■ PROBLEM ■
Give the entries back exactly, dropping each image.

-- start --

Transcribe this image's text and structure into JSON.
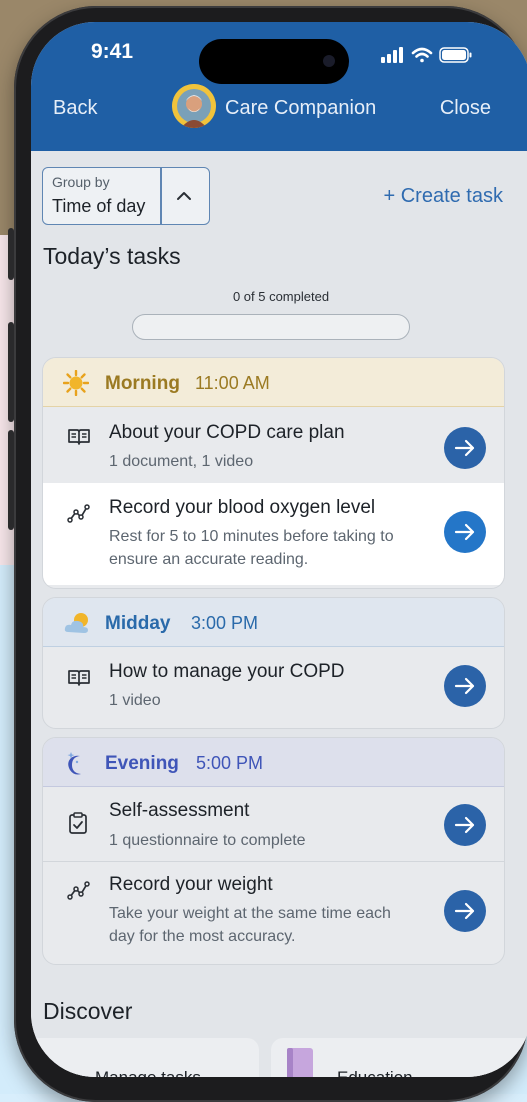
{
  "status": {
    "time": "9:41"
  },
  "nav": {
    "back": "Back",
    "title": "Care Companion",
    "close": "Close"
  },
  "group_by": {
    "label": "Group by",
    "value": "Time of day"
  },
  "create_task": "+ Create task",
  "today_title": "Today’s tasks",
  "progress": {
    "text": "0 of 5 completed",
    "fraction": 0
  },
  "sections": [
    {
      "name": "Morning",
      "time": "11:00 AM",
      "icon": "sun-icon",
      "header_bg": "#f3ecd9",
      "name_color": "#9b7a22",
      "tasks": [
        {
          "icon": "book-icon",
          "title": "About your COPD care plan",
          "subtitle": "1 document, 1 video"
        },
        {
          "icon": "chart-line-icon",
          "title": "Record your blood oxygen level",
          "subtitle": "Rest for 5 to 10 minutes before taking to ensure an accurate reading."
        }
      ]
    },
    {
      "name": "Midday",
      "time": "3:00 PM",
      "icon": "partly-cloudy-icon",
      "header_bg": "#dfe6ef",
      "name_color": "#2a6aaa",
      "tasks": [
        {
          "icon": "book-icon",
          "title": "How to manage your COPD",
          "subtitle": "1 video"
        }
      ]
    },
    {
      "name": "Evening",
      "time": "5:00 PM",
      "icon": "moon-icon",
      "header_bg": "#dde0ec",
      "name_color": "#3f55b8",
      "tasks": [
        {
          "icon": "clipboard-check-icon",
          "title": "Self-assessment",
          "subtitle": "1 questionnaire to complete"
        },
        {
          "icon": "chart-line-icon",
          "title": "Record your weight",
          "subtitle": "Take your weight at the same time each day for the most accuracy."
        }
      ]
    }
  ],
  "discover": {
    "title": "Discover",
    "cards": [
      "Manage tasks",
      "Education"
    ]
  },
  "colors": {
    "header": "#1f5fa5",
    "accent": "#2f6bb0",
    "button": "#2b63a8"
  }
}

-- end --

■ RESPONSE ■
Transcribe this image's text and structure into JSON.
{
  "status": {
    "time": "9:41"
  },
  "nav": {
    "back": "Back",
    "title": "Care Companion",
    "close": "Close"
  },
  "group_by": {
    "label": "Group by",
    "value": "Time of day"
  },
  "create_task": "+ Create task",
  "today_title": "Today’s tasks",
  "progress": {
    "text": "0 of 5 completed",
    "fraction": 0
  },
  "sections": [
    {
      "name": "Morning",
      "time": "11:00 AM",
      "icon": "sun-icon",
      "header_bg": "#f3ecd9",
      "name_color": "#9b7a22",
      "tasks": [
        {
          "icon": "book-icon",
          "title": "About your COPD care plan",
          "subtitle": "1 document, 1 video"
        },
        {
          "icon": "chart-line-icon",
          "title": "Record your blood oxygen level",
          "subtitle": "Rest for 5 to 10 minutes before taking to ensure an accurate reading."
        }
      ]
    },
    {
      "name": "Midday",
      "time": "3:00 PM",
      "icon": "partly-cloudy-icon",
      "header_bg": "#dfe6ef",
      "name_color": "#2a6aaa",
      "tasks": [
        {
          "icon": "book-icon",
          "title": "How to manage your COPD",
          "subtitle": "1 video"
        }
      ]
    },
    {
      "name": "Evening",
      "time": "5:00 PM",
      "icon": "moon-icon",
      "header_bg": "#dde0ec",
      "name_color": "#3f55b8",
      "tasks": [
        {
          "icon": "clipboard-check-icon",
          "title": "Self-assessment",
          "subtitle": "1 questionnaire to complete"
        },
        {
          "icon": "chart-line-icon",
          "title": "Record your weight",
          "subtitle": "Take your weight at the same time each day for the most accuracy."
        }
      ]
    }
  ],
  "discover": {
    "title": "Discover",
    "cards": [
      "Manage tasks",
      "Education"
    ]
  },
  "colors": {
    "header": "#1f5fa5",
    "accent": "#2f6bb0",
    "button": "#2b63a8"
  }
}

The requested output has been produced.